Excerpted records:
[Start]
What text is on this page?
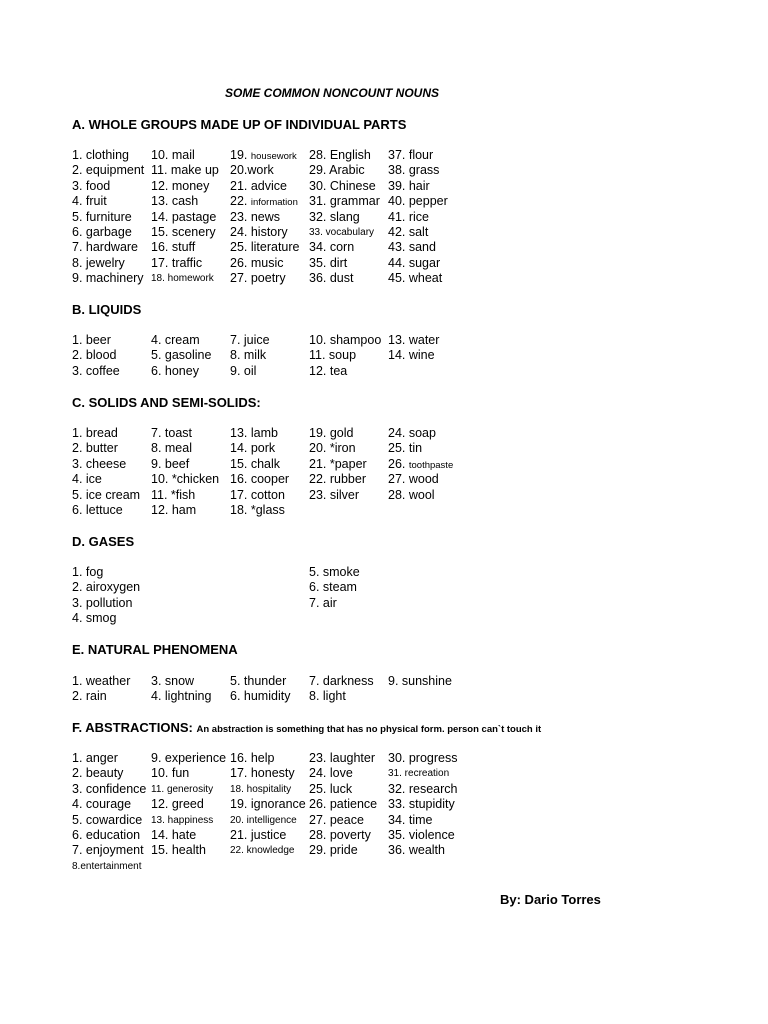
SOME COMMON NONCOUNT NOUNS
A. WHOLE GROUPS MADE UP OF INDIVIDUAL PARTS
1. clothing 10. mail	19. housework 28. English 37. flour
2. equipment 11. make up 20.work	29. Arabic 38. grass
3. food	12. money 21. advice 30. Chinese 39. hair
4. fruit	13. cash	22. information 31. grammar 40. pepper
5. furniture 14. pastage 23. news 32. slang 41. rice
6. garbage 15. scenery 24. history 33. vocabulary 42. salt
7. hardware 16. stuff	25. literature 34. corn	43. sand
8. jewelry 17. traffic 26. music 35. dirt	44. sugar
9. machinery 18. homework 27. poetry 36. dust	45. wheat
B. LIQUIDS
1. beer	4. cream 7. juice	10. shampoo 13. water
2. blood	5. gasoline 8. milk	11. soup	14. wine
3. coffee	6. honey 9. oil	12. tea
C. SOLIDS AND SEMI-SOLIDS:
1. bread	7. toast	13. lamb 19. gold	24. soap
2. butter	8. meal	14. pork	20. *iron	25. tin
3. cheese 9. beef	15. chalk 21. *paper 26. toothpaste
4. ice	10. *chicken 16. cooper 22. rubber 27. wood
5. ice cream 11. *fish	17. cotton 23. silver 28. wool
6. lettuce 12. ham	18. *glass
D. GASES
1. fog	5. smoke
2. airoxygen	6. steam
3. pollution	7. air
4. smog
E. NATURAL PHENOMENA
1. weather 3. snow	5. thunder 7. darkness 9. sunshine
2. rain	4. lightning 6. humidity 8. light
F. ABSTRACTIONS: An abstraction is something that has no physical form. person can`t touch it
1. anger	9. experience 16. help	23. laughter 30. progress
2. beauty 10. fun	17. honesty 24. love	31. recreation
3. confidence 11. generosity 18. hospitality 25. luck	32. research
4. courage 12. greed 19. ignorance 26. patience 33. stupidity
5. cowardice 13. happiness 20. intelligence 27. peace 34. time
6. education 14. hate	21. justice 28. poverty 35. violence
7. enjoyment 15. health 22. knowledge 29. pride 36. wealth
8.entertainment
By: Dario Torres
[End]
Task statement:
Copy the records word for word, leaving no picture in the copy.

Complete response:
What text is on this page?
SOME COMMON NONCOUNT NOUNS
A. WHOLE GROUPS MADE UP OF INDIVIDUAL PARTS
1. clothing 10. mail	19. housework 28. English 37. flour
2. equipment 11. make up 20.work	29. Arabic 38. grass
3. food	12. money 21. advice 30. Chinese 39. hair
4. fruit	13. cash	22. information 31. grammar 40. pepper
5. furniture 14. pastage 23. news 32. slang 41. rice
6. garbage 15. scenery 24. history 33. vocabulary 42. salt
7. hardware 16. stuff	25. literature 34. corn	43. sand
8. jewelry 17. traffic 26. music 35. dirt	44. sugar
9. machinery 18. homework 27. poetry 36. dust	45. wheat
B. LIQUIDS
1. beer	4. cream 7. juice	10. shampoo 13. water
2. blood	5. gasoline 8. milk	11. soup	14. wine
3. coffee	6. honey 9. oil	12. tea
C. SOLIDS AND SEMI-SOLIDS:
1. bread	7. toast	13. lamb 19. gold	24. soap
2. butter	8. meal	14. pork	20. *iron	25. tin
3. cheese 9. beef	15. chalk 21. *paper 26. toothpaste
4. ice	10. *chicken 16. cooper 22. rubber 27. wood
5. ice cream 11. *fish	17. cotton 23. silver 28. wool
6. lettuce 12. ham	18. *glass
D. GASES
1. fog	5. smoke
2. airoxygen	6. steam
3. pollution	7. air
4. smog
E. NATURAL PHENOMENA
1. weather 3. snow	5. thunder 7. darkness 9. sunshine
2. rain	4. lightning 6. humidity 8. light
F. ABSTRACTIONS: An abstraction is something that has no physical form. person can`t touch it
1. anger	9. experience 16. help	23. laughter 30. progress
2. beauty 10. fun	17. honesty 24. love	31. recreation
3. confidence 11. generosity 18. hospitality 25. luck	32. research
4. courage 12. greed 19. ignorance 26. patience 33. stupidity
5. cowardice 13. happiness 20. intelligence 27. peace 34. time
6. education 14. hate	21. justice 28. poverty 35. violence
7. enjoyment 15. health 22. knowledge 29. pride 36. wealth
8.entertainment
By: Dario Torres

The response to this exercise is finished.